Extract the lines that carry the string "What" from the listing.
----
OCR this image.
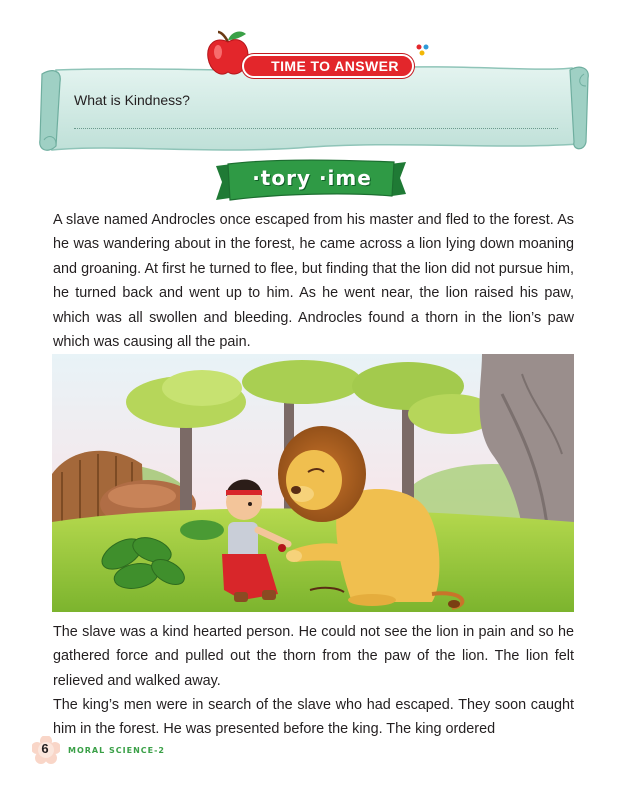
TIME TO ANSWER
What is Kindness?
·tory ·ime

A slave named Androcles once escaped from his master and fled to the forest. As he was wandering about in the forest, he came across a lion lying down moaning and groaning. At first he turned to flee, but finding that the lion did not pursue him, he turned back and went up to him. As he went near, the lion raised his paw, which was all swollen and bleeding. Androcles found a thorn in the lion’s paw which was causing all the pain.

The slave was a kind hearted person. He could not see the lion in pain and so he gathered force and pulled out the thorn from the paw of the lion. The lion felt relieved and walked away.

The king’s men were in search of the slave who had escaped. They soon caught him in the forest. He was presented before the king. The king ordered

6	MORAL SCIENCE-2
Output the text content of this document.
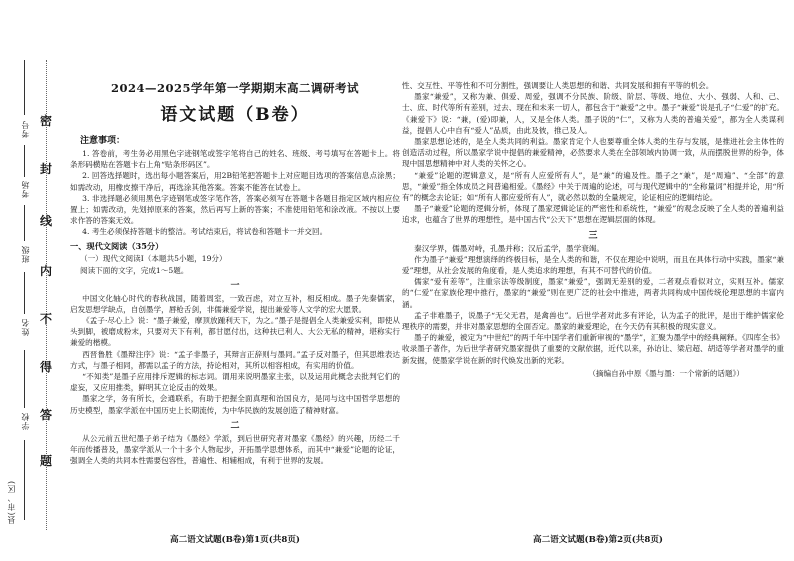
考号
考场
班级
姓名
学校
县(市、区)
密
封
线
内
不
得
答
题
2024—2025学年第一学期期末高二调研考试
语文试题（B卷）
注意事项：

1. 答卷前，考生务必用黑色字迹钢笔或签字笔将自己的姓名、班级、考号填写在答题卡上。将条形码横贴在答题卡右上角“贴条形码区”。

2. 回答选择题时，选出每小题答案后，用2B铅笔把答题卡上对应题目选项的答案信息点涂黑；如需改动，用橡皮擦干净后，再选涂其他答案。答案不能答在试卷上。

3. 非选择题必须用黑色字迹钢笔或签字笔作答，答案必须写在答题卡各题目指定区域内相应位置上；如需改动，先划掉原来的答案，然后再写上新的答案；不准使用铅笔和涂改液。不按以上要求作答的答案无效。

4. 考生必须保持答题卡的整洁。考试结束后，将试卷和答题卡一并交回。

一、现代文阅读（35分）
（一）现代文阅读Ⅰ（本题共5小题，19分）
阅读下面的文字，完成1～5题。
一

中国文化轴心时代的春秋战国，随着周室，一致百虑，对立互补，相反相成。墨子先秦儒家，启发思想学缺点，自创墨学，唇枪舌剑，非儒兼爱学说，提出兼爱等人文学的宏大愿景。

《孟子·尽心上》说：“墨子兼爱，摩顶放踵利天下，为之。”墨子是提倡全人类兼爱实利，即使从头到脚，被磨成粉末，只要对天下有利，都甘愿付出，这种扶已利人、大公无私的精神，堪称实行兼爱的楷模。

西晋鲁胜《墨辩注序》说：“孟子非墨子，其辩言正辞则与墨同。”孟子反对墨子，但其思维表达方式，与墨子相同，都需以孟子的方法，持论相对，其所以相容相成，有实用的价值。

“不知类”是墨子应用排斥逻辑的标志词。谓用来说明墨家主张，以及运用此概念去批判它们的虚妄，又应用推类，鲜明其立论反击的效果。

墨家之学，务有所长，会通联系，有助于把握全面真理和治国良方，是同与这中国哲学思想的历史模型，墨家学派在中国历史上长期流传，为中华民族的发展创造了精神财富。

二

从公元前五世纪墨子弟子结为《墨经》学派，到后世研究者对墨家《墨经》的兴趣，历经二千年而传播普及，墨家学派从一个十多个人物起步，开拓墨学思想体系，而其中“兼爱”论题的论证，强调全人类的共同本性需要包容性，普遍性、相辅相成，有利于世界的发展。

高二语文试题(B卷)第1页(共8页)

性、交互性、平等性和不可分割性，强调要让人类思想的和谐、共同发展和拥有平等的机会。

墨家“兼爱”，又称为兼、俱爱、周爱，强调不分民族、阶级、阶层、等级、地位、大小、强弱、人和、己、士、庶、时代等所有差别，过去、现在和未来一切人，都包含于“兼爱”之中。墨子“兼爱”说是孔子“仁爱”的扩充。《兼爱下》说：“兼，(爱)即兼，人，又是全体人类。墨子说的“仁”，又称为人类的普遍关爱”，都为全人类谋利益，提倡人心中自有“爱人”品质，由此及彼，推己及人。

墨家思想论述的，是全人类共同的利益。墨家肯定个人也要尊重全体人类的生存与发展，是推进社会主体性的创造活动过程，所以墨家学说中提倡的兼爱精神，必然要求人类在全部领域内协调一致，从而摆脱世界的纷争，体现中国思想精神中对人类的关怀之心。

“兼爱”论题的逻辑意义，是“所有人应爱所有人”，是“兼”的遍及性。墨子之“兼”，是“周遍”、“全部”的意思，“兼爱”指全体成员之间普遍相爱。《墨经》中关于周遍的论述，可与现代逻辑中的“全称量词”相提并论，用“所有”的概念去论证；如“所有人都应爱所有人”，就必然以数的全量规定，论证相应的逻辑结论。

墨子“兼爱”论题的逻辑分析，体现了墨家逻辑论证的严密性和系统性，“兼爱”的观念反映了全人类的普遍利益追求，也蕴含了世界的理想性，是中国古代“公天下”思想在逻辑层面的体现。

三

秦汉学界，儒墨对峙，孔墨并称；汉后孟学，墨学衰竭。

作为墨子“兼爱”理想演绎的终极目标，是全人类的和谐，不仅在理论中说明，而且在具体行动中实践，墨家“兼爱”理想，从社会发展的角度看，是人类追求的理想，有其不可替代的价值。

儒家“爱有差等”，注重宗法等级制度，墨家“兼爱”，强调无差别的爱，二者观点看似对立，实则互补。儒家的“仁爱”在家族伦理中推行，墨家的“兼爱”则在更广泛的社会中推进，两者共同构成中国传统伦理思想的丰富内涵。

孟子非难墨子，说墨子“无父无君，是禽兽也”。后世学者对此多有评论，认为孟子的批评，是出于维护儒家伦理秩序的需要，并非对墨家思想的全面否定。墨家的兼爱理论，在今天仍有其积极的现实意义。

墨子的兼爱，被定为“中世纪”的两千年中国学者们重新审视的“墨学”，汇聚为墨学中的经典阐释。《四库全书》收录墨子著作，为后世学者研究墨家提供了重要的文献依据，近代以来，孙诒让、梁启超、胡适等学者对墨学的重新发掘，使墨家学说在新的时代焕发出新的光彩。

（摘编自孙中原《墨与墨：一个常新的话题》）
高二语文试题(B卷)第2页(共8页)
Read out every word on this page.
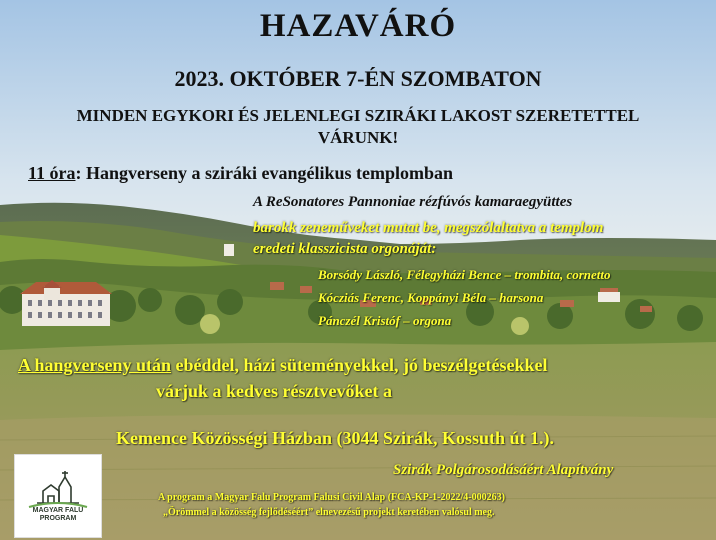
HAZAVÁRÓ
2023. OKTÓBER 7-ÉN SZOMBATON
MINDEN EGYKORI ÉS JELENLEGI SZIRÁKI LAKOST SZERETETTEL
VÁRUNK!
11 óra: Hangverseny a sziráki evangélikus templomban
A ReSonatores Pannoniae rézfúvós kamaraegyüttes
barokk zeneműveket mutat be, megszólaltatva a templom
eredeti klasszicista orgonáját:
Borsódy László, Félegyházi Bence – trombita, cornetto
Kócziás Ferenc, Koppányi Béla – harsona
Pánczél Kristóf – orgona
A hangverseny után ebéddel, házi süteményekkel, jó beszélgetésekkel
várjuk a kedves résztvevőket a
Kemence Közösségi Házban (3044 Szirák, Kossuth út 1.).
Szirák Polgárosodásáért Alapítvány
A program a Magyar Falu Program Falusi Civil Alap (FCA-KP-1-2022/4-000263)
„Örömmel a közösség fejlődéséért” elnevezésű projekt keretében valósul meg.
MAGYAR FALU
PROGRAM
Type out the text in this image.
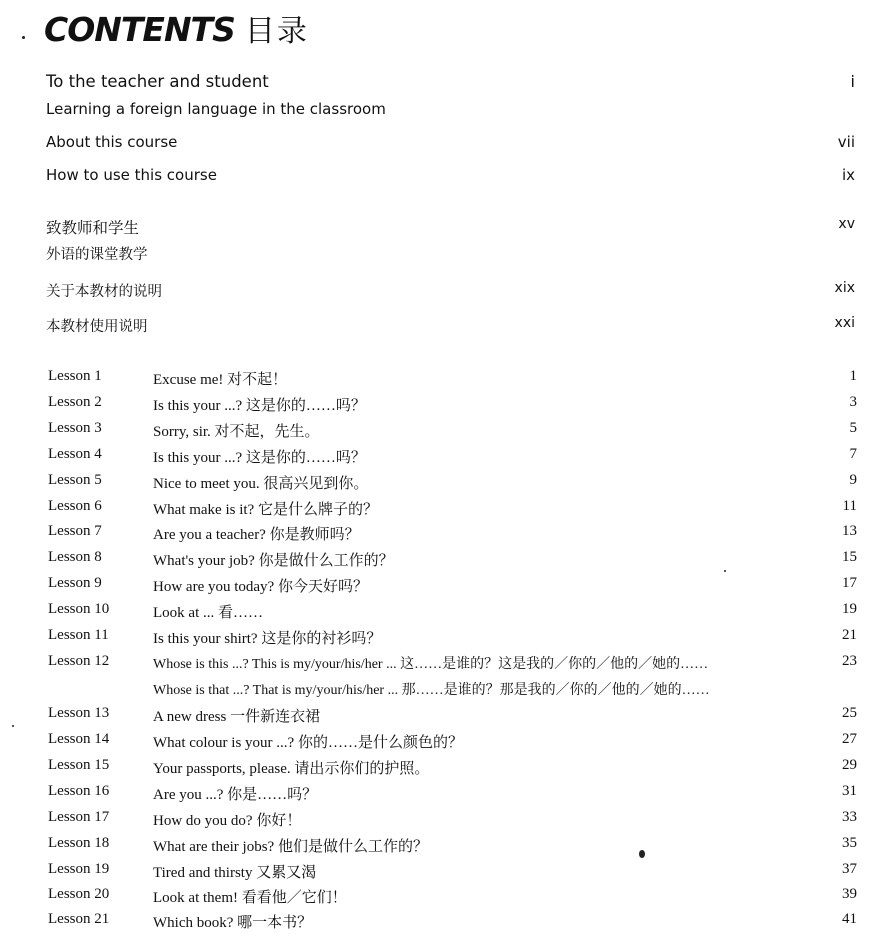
CONTENTS 目录
To the teacher and student	i
Learning a foreign language in the classroom
About this course	vii
How to use this course	ix
致教师和学生	xv
外语的课堂教学
关于本教材的说明	xix
本教材使用说明	xxi
Lesson 1	Excuse me! 对不起！	1
Lesson 2	Is this your ...? 这是你的……吗？	3
Lesson 3	Sorry, sir. 对不起，先生。	5
Lesson 4	Is this your ...? 这是你的……吗？	7
Lesson 5	Nice to meet you. 很高兴见到你。	9
Lesson 6	What make is it? 它是什么牌子的？	11
Lesson 7	Are you a teacher? 你是教师吗？	13
Lesson 8	What's your job? 你是做什么工作的？	15
Lesson 9	How are you today? 你今天好吗？	17
Lesson 10	Look at ... 看……	19
Lesson 11	Is this your shirt? 这是你的衬衫吗？	21
Lesson 12	Whose is this ...? This is my/your/his/her ... 这……是谁的？这是我的／你的／他的／她的……	23
Whose is that ...? That is my/your/his/her ... 那……是谁的？那是我的／你的／他的／她的……
Lesson 13	A new dress 一件新连衣裙	25
Lesson 14	What colour is your ...? 你的……是什么颜色的？	27
Lesson 15	Your passports, please. 请出示你们的护照。	29
Lesson 16	Are you ...? 你是……吗？	31
Lesson 17	How do you do? 你好！	33
Lesson 18	What are their jobs? 他们是做什么工作的？	35
Lesson 19	Tired and thirsty 又累又渴	37
Lesson 20	Look at them! 看看他／它们！	39
Lesson 21	Which book? 哪一本书？	41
----
■ **Result**:
What is Kindness?
Lesson 6	What make is it? 它是什么牌子的？	11
Lesson 8	What's your job? 你是做什么工作的？	15
Lesson 14	What colour is your ...? 你的……是什么颜色的？	27
Lesson 18	What are their jobs? 他们是做什么工作的？	35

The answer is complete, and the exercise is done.